### Required task:
Filter the entries and keep only the lines where the string "pouvez" appears.

[start of Dataset records]

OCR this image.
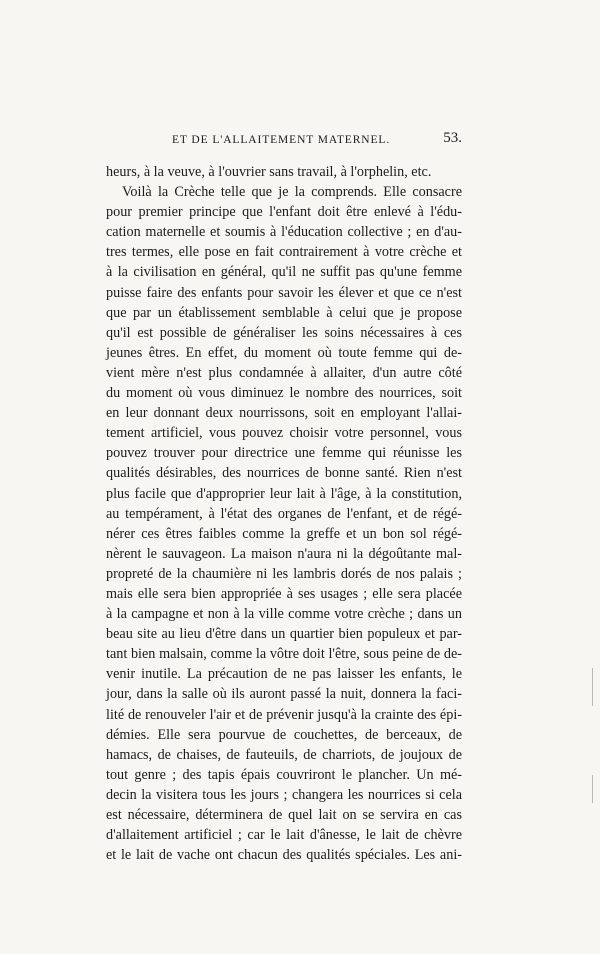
ET DE L'ALLAITEMENT MATERNEL.	53.
heurs, à la veuve, à l'ouvrier sans travail, à l'orphelin, etc.
Voilà la Crèche telle que je la comprends. Elle consacre
pour premier principe que l'enfant doit être enlevé à l'édu-
cation maternelle et soumis à l'éducation collective ; en d'au-
tres termes, elle pose en fait contrairement à votre crèche et
à la civilisation en général, qu'il ne suffit pas qu'une femme
puisse faire des enfants pour savoir les élever et que ce n'est
que par un établissement semblable à celui que je propose
qu'il est possible de généraliser les soins nécessaires à ces
jeunes êtres. En effet, du moment où toute femme qui de-
vient mère n'est plus condamnée à allaiter, d'un autre côté
du moment où vous diminuez le nombre des nourrices, soit
en leur donnant deux nourrissons, soit en employant l'allai-
tement artificiel, vous pouvez choisir votre personnel, vous
pouvez trouver pour directrice une femme qui réunisse les
qualités désirables, des nourrices de bonne santé. Rien n'est
plus facile que d'approprier leur lait à l'âge, à la constitution,
au tempérament, à l'état des organes de l'enfant, et de régé-
nérer ces êtres faibles comme la greffe et un bon sol régé-
nèrent le sauvageon. La maison n'aura ni la dégoûtante mal-
propreté de la chaumière ni les lambris dorés de nos palais ;
mais elle sera bien appropriée à ses usages ; elle sera placée
à la campagne et non à la ville comme votre crèche ; dans un
beau site au lieu d'être dans un quartier bien populeux et par-
tant bien malsain, comme la vôtre doit l'être, sous peine de de-
venir inutile. La précaution de ne pas laisser les enfants, le
jour, dans la salle où ils auront passé la nuit, donnera la faci-
lité de renouveler l'air et de prévenir jusqu'à la crainte des épi-
démies. Elle sera pourvue de couchettes, de berceaux, de
hamacs, de chaises, de fauteuils, de charriots, de joujoux de
tout genre ; des tapis épais couvriront le plancher. Un mé-
decin la visitera tous les jours ; changera les nourrices si cela
est nécessaire, déterminera de quel lait on se servira en cas
d'allaitement artificiel ; car le lait d'ânesse, le lait de chèvre
et le lait de vache ont chacun des qualités spéciales. Les ani-
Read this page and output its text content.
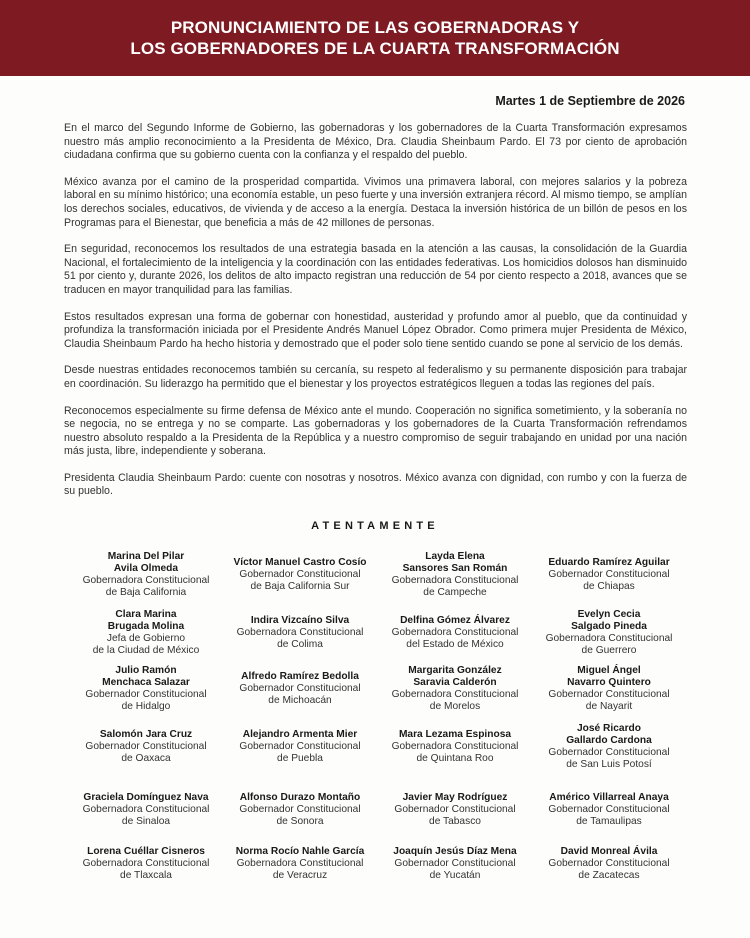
PRONUNCIAMIENTO DE LAS GOBERNADORAS Y
LOS GOBERNADORES DE LA CUARTA TRANSFORMACIÓN
Martes 1 de Septiembre de 2026

En el marco del Segundo Informe de Gobierno, las gobernadoras y los gobernadores de la Cuarta Transformación expresamos nuestro más amplio reconocimiento a la Presidenta de México, Dra. Claudia Sheinbaum Pardo. El 73 por ciento de aprobación ciudadana confirma que su gobierno cuenta con la confianza y el respaldo del pueblo.

México avanza por el camino de la prosperidad compartida. Vivimos una primavera laboral, con mejores salarios y la pobreza laboral en su mínimo histórico; una economía estable, un peso fuerte y una inversión extranjera récord. Al mismo tiempo, se amplían los derechos sociales, educativos, de vivienda y de acceso a la energía. Destaca la inversión histórica de un billón de pesos en los Programas para el Bienestar, que beneficia a más de 42 millones de personas.

En seguridad, reconocemos los resultados de una estrategia basada en la atención a las causas, la consolidación de la Guardia Nacional, el fortalecimiento de la inteligencia y la coordinación con las entidades federativas. Los homicidios dolosos han disminuido 51 por ciento y, durante 2026, los delitos de alto impacto registran una reducción de 54 por ciento respecto a 2018, avances que se traducen en mayor tranquilidad para las familias.

Estos resultados expresan una forma de gobernar con honestidad, austeridad y profundo amor al pueblo, que da continuidad y profundiza la transformación iniciada por el Presidente Andrés Manuel López Obrador. Como primera mujer Presidenta de México, Claudia Sheinbaum Pardo ha hecho historia y demostrado que el poder solo tiene sentido cuando se pone al servicio de los demás.

Desde nuestras entidades reconocemos también su cercanía, su respeto al federalismo y su permanente disposición para trabajar en coordinación. Su liderazgo ha permitido que el bienestar y los proyectos estratégicos lleguen a todas las regiones del país.

Reconocemos especialmente su firme defensa de México ante el mundo. Cooperación no significa sometimiento, y la soberanía no se negocia, no se entrega y no se comparte. Las gobernadoras y los gobernadores de la Cuarta Transformación refrendamos nuestro absoluto respaldo a la Presidenta de la República y a nuestro compromiso de seguir trabajando en unidad por una nación más justa, libre, independiente y soberana.

Presidenta Claudia Sheinbaum Pardo: cuente con nosotras y nosotros. México avanza con dignidad, con rumbo y con la fuerza de su pueblo.

ATENTAMENTE
Marina Del Pilar
Avila Olmeda
Gobernadora Constitucional
de Baja California
Víctor Manuel Castro Cosío
Gobernador Constitucional
de Baja California Sur
Layda Elena
Sansores San Román
Gobernadora Constitucional
de Campeche
Eduardo Ramírez Aguilar
Gobernador Constitucional
de Chiapas
Clara Marina
Brugada Molina
Jefa de Gobierno
de la Ciudad de México
Indira Vizcaíno Silva
Gobernadora Constitucional
de Colima
Delfina Gómez Álvarez
Gobernadora Constitucional
del Estado de México
Evelyn Cecia
Salgado Pineda
Gobernadora Constitucional
de Guerrero
Julio Ramón
Menchaca Salazar
Gobernador Constitucional
de Hidalgo
Alfredo Ramírez Bedolla
Gobernador Constitucional
de Michoacán
Margarita González
Saravia Calderón
Gobernadora Constitucional
de Morelos
Miguel Ángel
Navarro Quintero
Gobernador Constitucional
de Nayarit
Salomón Jara Cruz
Gobernador Constitucional
de Oaxaca
Alejandro Armenta Mier
Gobernador Constitucional
de Puebla
Mara Lezama Espinosa
Gobernadora Constitucional
de Quintana Roo
José Ricardo
Gallardo Cardona
Gobernador Constitucional
de San Luis Potosí
Graciela Domínguez Nava
Gobernadora Constitucional
de Sinaloa
Alfonso Durazo Montaño
Gobernador Constitucional
de Sonora
Javier May Rodríguez
Gobernador Constitucional
de Tabasco
Américo Villarreal Anaya
Gobernador Constitucional
de Tamaulipas
Lorena Cuéllar Cisneros
Gobernadora Constitucional
de Tlaxcala
Norma Rocío Nahle García
Gobernadora Constitucional
de Veracruz
Joaquín Jesús Díaz Mena
Gobernador Constitucional
de Yucatán
David Monreal Ávila
Gobernador Constitucional
de Zacatecas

[end of Dataset records]

### Solution to this exercise:
tement artificiel, vous pouvez choisir votre personnel, vous
pouvez trouver pour directrice une femme qui réunisse les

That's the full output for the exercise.